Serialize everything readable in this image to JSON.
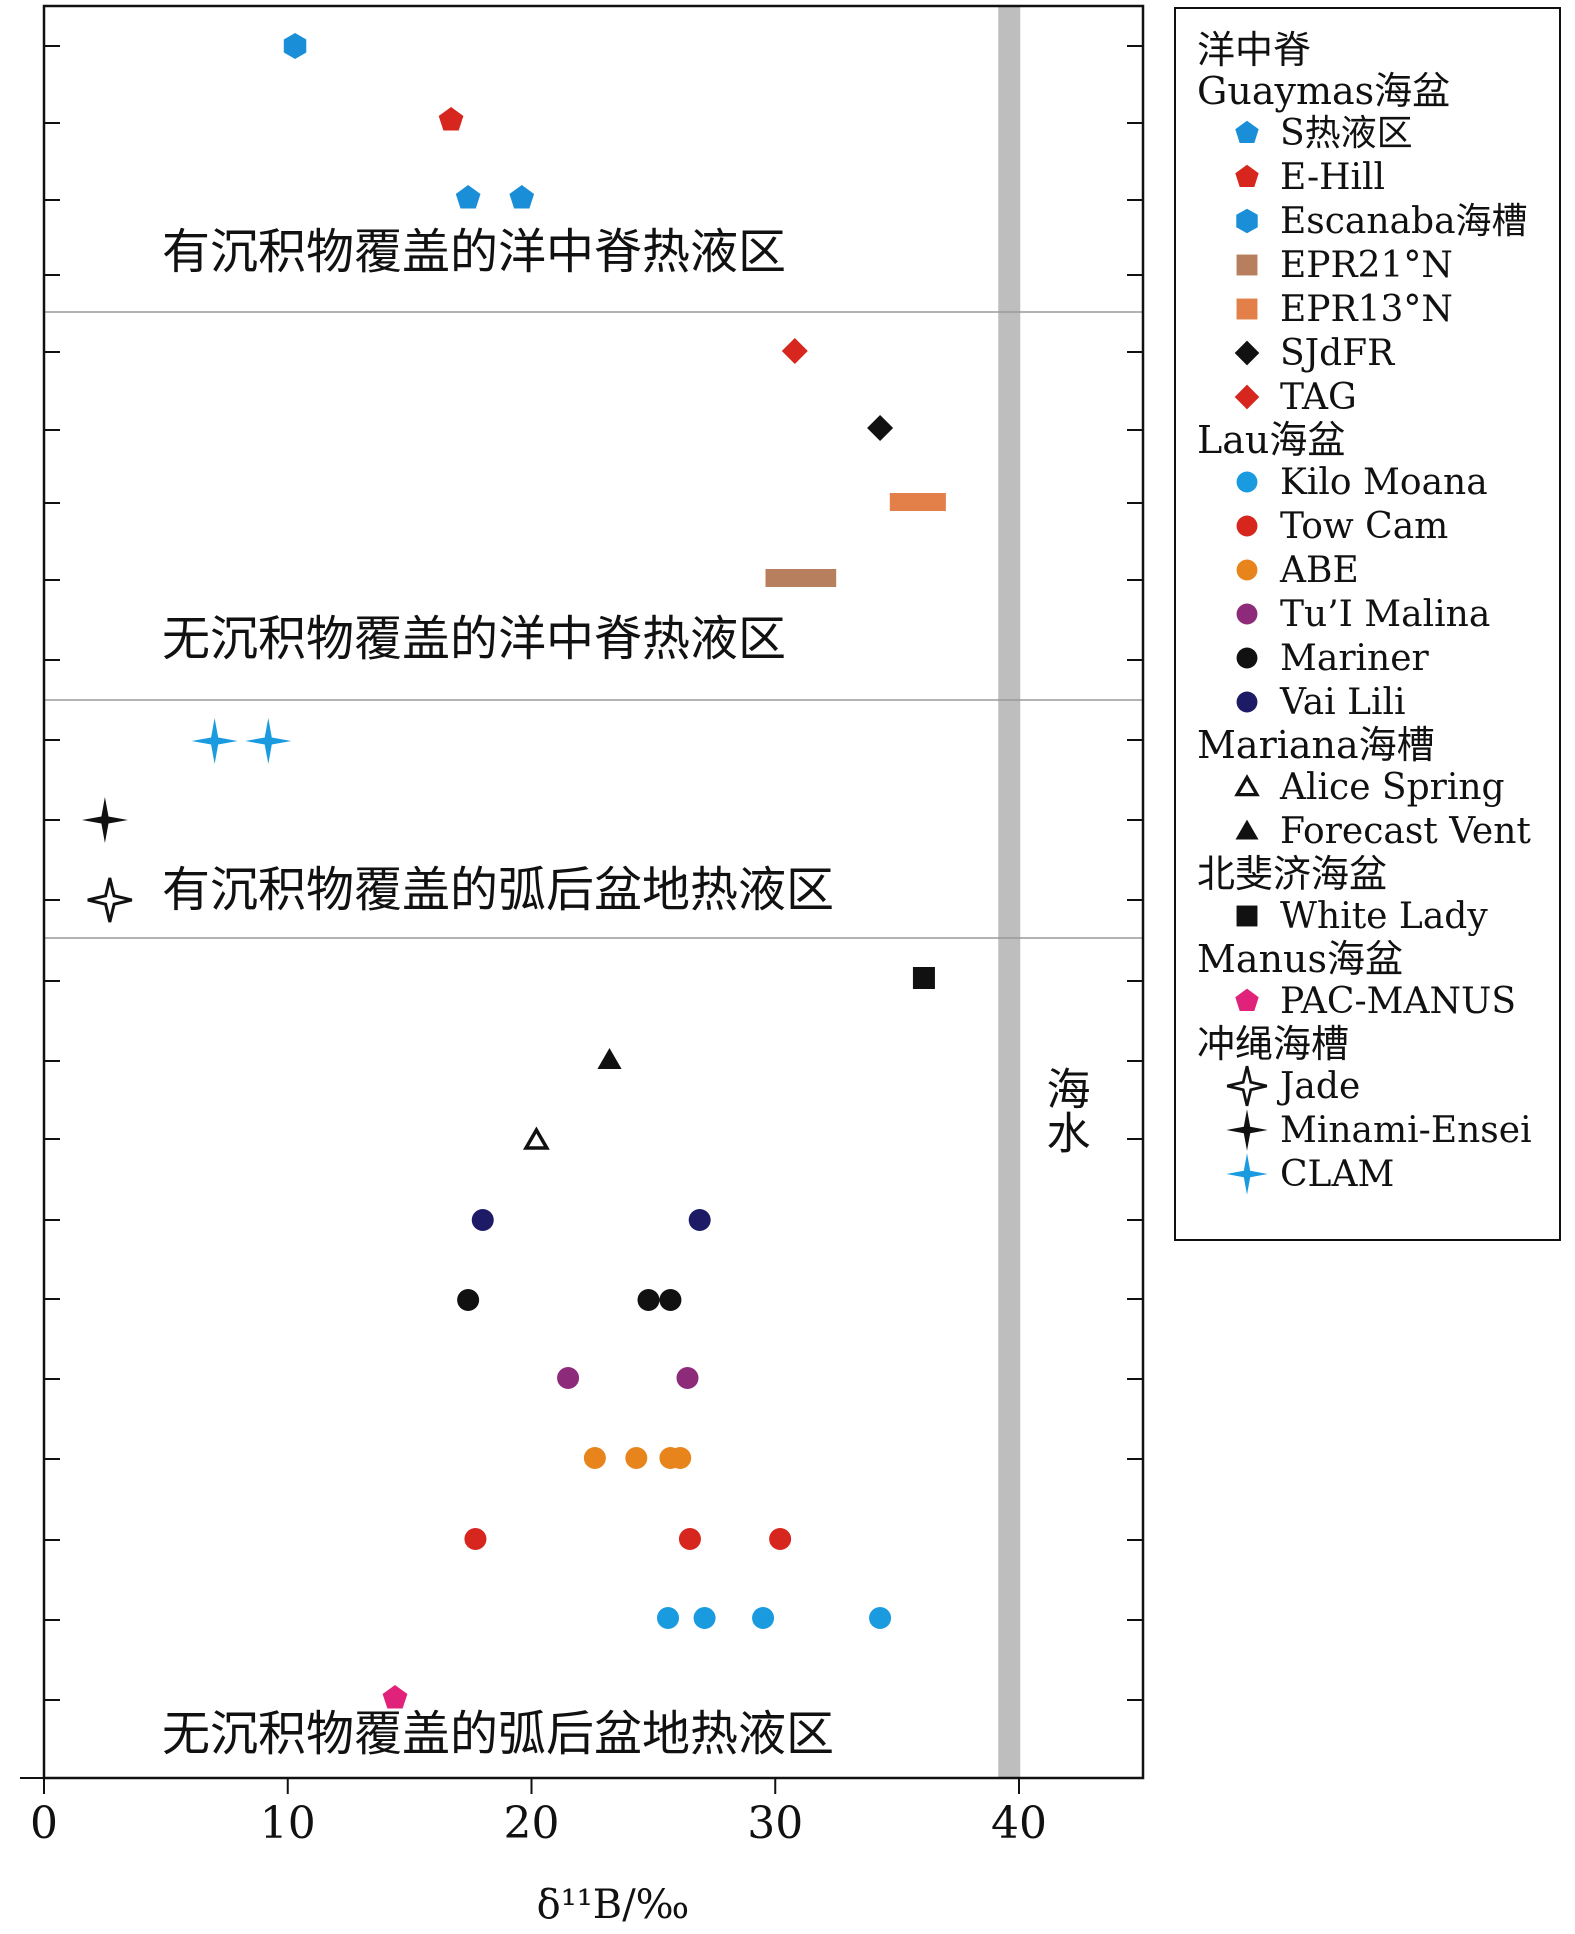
{
  "chart_data": {
    "type": "scatter",
    "title": "",
    "xlabel": "δ¹¹B/‰",
    "xlim": [
      0,
      45
    ],
    "x_ticks": [
      "0",
      "10",
      "20",
      "30",
      "40"
    ],
    "grid": false,
    "legend_placement": "right",
    "reference_band": {
      "x": 39.6,
      "label": "海水",
      "color": "#BEBEBE"
    },
    "zones": [
      {
        "label": "有沉积物覆盖的洋中脊热液区"
      },
      {
        "label": "无沉积物覆盖的洋中脊热液区"
      },
      {
        "label": "有沉积物覆盖的弧后盆地热液区"
      },
      {
        "label": "无沉积物覆盖的弧后盆地热液区"
      }
    ],
    "legend_groups": [
      {
        "title": [
          "洋中脊",
          "Guaymas海盆"
        ],
        "items": [
          {
            "label": "S热液区",
            "marker": "pentagon",
            "color": "#1A8FD8"
          },
          {
            "label": "E-Hill",
            "marker": "pentagon",
            "color": "#D7261E"
          }
        ]
      },
      {
        "title": [],
        "items": [
          {
            "label": "Escanaba海槽",
            "marker": "hexagon",
            "color": "#1A8FD8"
          },
          {
            "label": "EPR21°N",
            "marker": "square",
            "color": "#B87F5E"
          },
          {
            "label": "EPR13°N",
            "marker": "square",
            "color": "#E37F48"
          },
          {
            "label": "SJdFR",
            "marker": "diamond",
            "color": "#111111"
          },
          {
            "label": "TAG",
            "marker": "diamond",
            "color": "#D7261E"
          }
        ]
      },
      {
        "title": [
          "Lau海盆"
        ],
        "items": [
          {
            "label": "Kilo Moana",
            "marker": "circle",
            "color": "#1A9BE0"
          },
          {
            "label": "Tow Cam",
            "marker": "circle",
            "color": "#D7261E"
          },
          {
            "label": "ABE",
            "marker": "circle",
            "color": "#E8841C"
          },
          {
            "label": "Tu’I Malina",
            "marker": "circle",
            "color": "#8E2A7A"
          },
          {
            "label": "Mariner",
            "marker": "circle",
            "color": "#111111"
          },
          {
            "label": "Vai Lili",
            "marker": "circle",
            "color": "#1E1B66"
          }
        ]
      },
      {
        "title": [
          "Mariana海槽"
        ],
        "items": [
          {
            "label": "Alice Spring",
            "marker": "triangle-open",
            "color": "#111111"
          },
          {
            "label": "Forecast Vent",
            "marker": "triangle",
            "color": "#111111"
          }
        ]
      },
      {
        "title": [
          "北斐济海盆"
        ],
        "items": [
          {
            "label": "White Lady",
            "marker": "square",
            "color": "#111111"
          }
        ]
      },
      {
        "title": [
          "Manus海盆"
        ],
        "items": [
          {
            "label": "PAC-MANUS",
            "marker": "pentagon",
            "color": "#E0227A"
          }
        ]
      },
      {
        "title": [
          "冲绳海槽"
        ],
        "items": [
          {
            "label": "Jade",
            "marker": "star-open",
            "color": "#111111"
          },
          {
            "label": "Minami-Ensei",
            "marker": "star",
            "color": "#111111"
          },
          {
            "label": "CLAM",
            "marker": "star",
            "color": "#1A9BE0"
          }
        ]
      }
    ],
    "series": [
      {
        "name": "Escanaba海槽",
        "marker": "hexagon",
        "color": "#1A8FD8",
        "zone": 0,
        "row": 0,
        "x": [
          10.3
        ]
      },
      {
        "name": "E-Hill",
        "marker": "pentagon",
        "color": "#D7261E",
        "zone": 0,
        "row": 1,
        "x": [
          16.7
        ]
      },
      {
        "name": "S热液区",
        "marker": "pentagon",
        "color": "#1A8FD8",
        "zone": 0,
        "row": 2,
        "x": [
          17.4,
          19.6
        ]
      },
      {
        "name": "TAG",
        "marker": "diamond",
        "color": "#D7261E",
        "zone": 1,
        "row": 0,
        "x": [
          30.8
        ]
      },
      {
        "name": "SJdFR",
        "marker": "diamond",
        "color": "#111111",
        "zone": 1,
        "row": 1,
        "x": [
          34.3
        ]
      },
      {
        "name": "EPR13°N",
        "marker": "range",
        "color": "#E37F48",
        "zone": 1,
        "row": 2,
        "x": [
          34.7,
          37.0
        ]
      },
      {
        "name": "EPR21°N",
        "marker": "range",
        "color": "#B87F5E",
        "zone": 1,
        "row": 3,
        "x": [
          29.6,
          32.5
        ]
      },
      {
        "name": "CLAM",
        "marker": "star",
        "color": "#1A9BE0",
        "zone": 2,
        "row": 0,
        "x": [
          7.0,
          9.2
        ]
      },
      {
        "name": "Minami-Ensei",
        "marker": "star",
        "color": "#111111",
        "zone": 2,
        "row": 1,
        "x": [
          2.5
        ]
      },
      {
        "name": "Jade",
        "marker": "star-open",
        "color": "#111111",
        "zone": 2,
        "row": 2,
        "x": [
          2.7
        ]
      },
      {
        "name": "White Lady",
        "marker": "square",
        "color": "#111111",
        "zone": 3,
        "row": 0,
        "x": [
          36.1
        ]
      },
      {
        "name": "Forecast Vent",
        "marker": "triangle",
        "color": "#111111",
        "zone": 3,
        "row": 1,
        "x": [
          23.2
        ]
      },
      {
        "name": "Alice Spring",
        "marker": "triangle-open",
        "color": "#111111",
        "zone": 3,
        "row": 2,
        "x": [
          20.2
        ]
      },
      {
        "name": "Vai Lili",
        "marker": "circle",
        "color": "#1E1B66",
        "zone": 3,
        "row": 3,
        "x": [
          18.0,
          26.9
        ]
      },
      {
        "name": "Mariner",
        "marker": "circle",
        "color": "#111111",
        "zone": 3,
        "row": 4,
        "x": [
          17.4,
          24.8,
          25.7
        ]
      },
      {
        "name": "Tu’I Malina",
        "marker": "circle",
        "color": "#8E2A7A",
        "zone": 3,
        "row": 5,
        "x": [
          21.5,
          26.4
        ]
      },
      {
        "name": "ABE",
        "marker": "circle",
        "color": "#E8841C",
        "zone": 3,
        "row": 6,
        "x": [
          22.6,
          24.3,
          25.7,
          26.1
        ]
      },
      {
        "name": "Tow Cam",
        "marker": "circle",
        "color": "#D7261E",
        "zone": 3,
        "row": 7,
        "x": [
          17.7,
          26.5,
          30.2
        ]
      },
      {
        "name": "Kilo Moana",
        "marker": "circle",
        "color": "#1A9BE0",
        "zone": 3,
        "row": 8,
        "x": [
          25.6,
          27.1,
          29.5,
          34.3
        ]
      },
      {
        "name": "PAC-MANUS",
        "marker": "pentagon",
        "color": "#E0227A",
        "zone": 3,
        "row": 9,
        "x": [
          14.4
        ]
      }
    ]
  }
}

**Set exercise**. Write out every line of the data that holds the word "Minami".

**Exercise result**.
            "label": "Minami-Ensei",
        "name": "Minami-Ensei",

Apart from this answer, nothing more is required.